■ **Set task**
Copy out each line below exactly as it appears.

Start of Material for this exercise

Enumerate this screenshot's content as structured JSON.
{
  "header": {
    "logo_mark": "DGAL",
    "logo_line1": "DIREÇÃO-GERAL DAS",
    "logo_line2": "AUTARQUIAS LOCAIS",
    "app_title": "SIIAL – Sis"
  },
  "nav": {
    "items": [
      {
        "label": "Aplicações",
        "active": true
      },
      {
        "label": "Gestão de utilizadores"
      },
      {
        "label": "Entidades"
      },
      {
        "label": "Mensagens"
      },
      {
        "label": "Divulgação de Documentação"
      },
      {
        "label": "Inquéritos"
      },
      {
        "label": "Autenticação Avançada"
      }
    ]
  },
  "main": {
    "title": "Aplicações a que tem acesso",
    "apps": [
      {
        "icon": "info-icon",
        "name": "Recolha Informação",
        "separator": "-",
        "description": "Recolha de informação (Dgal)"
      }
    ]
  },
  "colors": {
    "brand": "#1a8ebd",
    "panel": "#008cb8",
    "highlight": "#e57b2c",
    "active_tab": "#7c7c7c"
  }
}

End of Material for this exercise

■ **Exercise answer**
Enumerate this screenshot's content as structured JSON.
{
  "header": {
    "logo_mark": "DGAL",
    "logo_line1": "DIREÇÃO-GERAL DAS",
    "logo_line2": "AUTARQUIAS LOCAIS",
    "app_title": "SIIAL – Sis"
  },
  "nav": {
    "items": [
      {
        "label": "Aplicações",
        "active": true
      },
      {
        "label": "Gestão de utilizadores"
      },
      {
        "label": "Entidades"
      },
      {
        "label": "Mensagens"
      },
      {
        "label": "Divulgação de Documentação"
      },
      {
        "label": "Inquéritos"
      },
      {
        "label": "Autenticação Avançada"
      }
    ]
  },
  "main": {
    "title": "Aplicações a que tem acesso",
    "apps": [
      {
        "icon": "info-icon",
        "name": "Recolha Informação",
        "separator": "-",
        "description": "Recolha de informação (Dgal)"
      }
    ]
  },
  "colors": {
    "brand": "#1a8ebd",
    "panel": "#008cb8",
    "highlight": "#e57b2c",
    "active_tab": "#7c7c7c"
  }
}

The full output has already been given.